## EXERCISE AIM:
Answer these about the RAND commentary:
1. What share of RAND's budget comes from federal government research contracts?
2. How many security personnel per thousand inhabitants have successful population-security strategies required, according to the Quinlivan study?
3. What is the most common score among applicants to RAND's Ph.D. program on the GRE Quantitative Test?

## GIVEN PASSAGE:

* START *

By: John A. Baden, Ph.D.
Posted on November 15, 2006 FREE Insights Topics:

I’ve recently returned from the RAND Corporation’s Graduate School in Santa Monica. RAND was created after WWII to help the U.S. analyze Cold War policy. It is surely the world’s premier think tank. (See their web site, www.rand.org, for the full breadth of their research.) Among applicants to their Ph.D. program, the most common score is a perfect 800 on the GRE Quantitative Test. Several of their senior scholars have contributed to our Montana judges conferences; all were well received. In sum, RAND is a most impressive place.

Eighty percent of RAND’s $100 million budget comes from federal government research contracts. A recent RAND study, “Burden of Victory: The Painful Arithmetic of Stability Operations” by James T. Quinlivan, analyzed America’s record bringing peace and order to war-torn countries. He concluded: “[S]uccessful strategies for population security and control have required force ratios either as large as or larger than 20 security personnel ... per thousand inhabitants. This figure is roughly 10 times the ratio required for simple policing of a tranquil population.”

Several RAND studies imply a need for half a million troops to achieve stability in Iraq, both unlikely prospects. Kinship and tribal loyalties drive this requirement. No one has discovered successful stabilization strategies that avoid large troop commitments.

Nearly three years ago, just after Saddam was captured, I wrote: “After we celebrate and praise our military and intelligence forces, let’s put our hopes and expectations in their proper boxes.... Sorting fervent hopes from prudent expectations requires understanding fundamental, immutable truths of cultures and political economy.” And here’s one critical truth: When tribal and kin loyalties trump the rule of law, efforts to achieve democracy, modernity, and civil society are doomed. Apparently Major General Thurman, senior commander of U.S. forces in Baghdad, learned this when evaluating American efforts at peace and unification.

“Part of our problem is that we want this [unified Iraq] more than they do,” General Thurman said. “We need to get people to stop worrying about self and start worrying about Iraq. And that is going to take national unity.” But this is gross naïveté; for example, several police stations allied their forces with militias to fight the national government.

* END *

## AVAILABLE DATA:

* START *

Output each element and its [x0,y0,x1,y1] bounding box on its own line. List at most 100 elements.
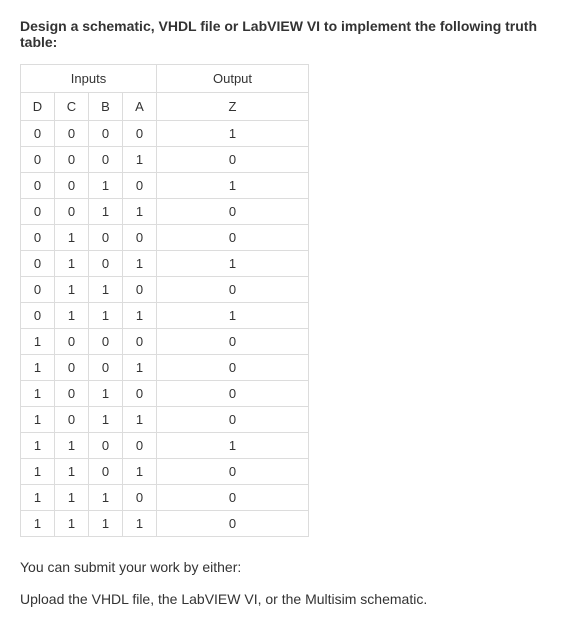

* END *

## TASK RESPONSE:
1. Eighty percent of its $100 million budget.
2. As many as 20 or more per thousand inhabitants.
3. A perfect 800.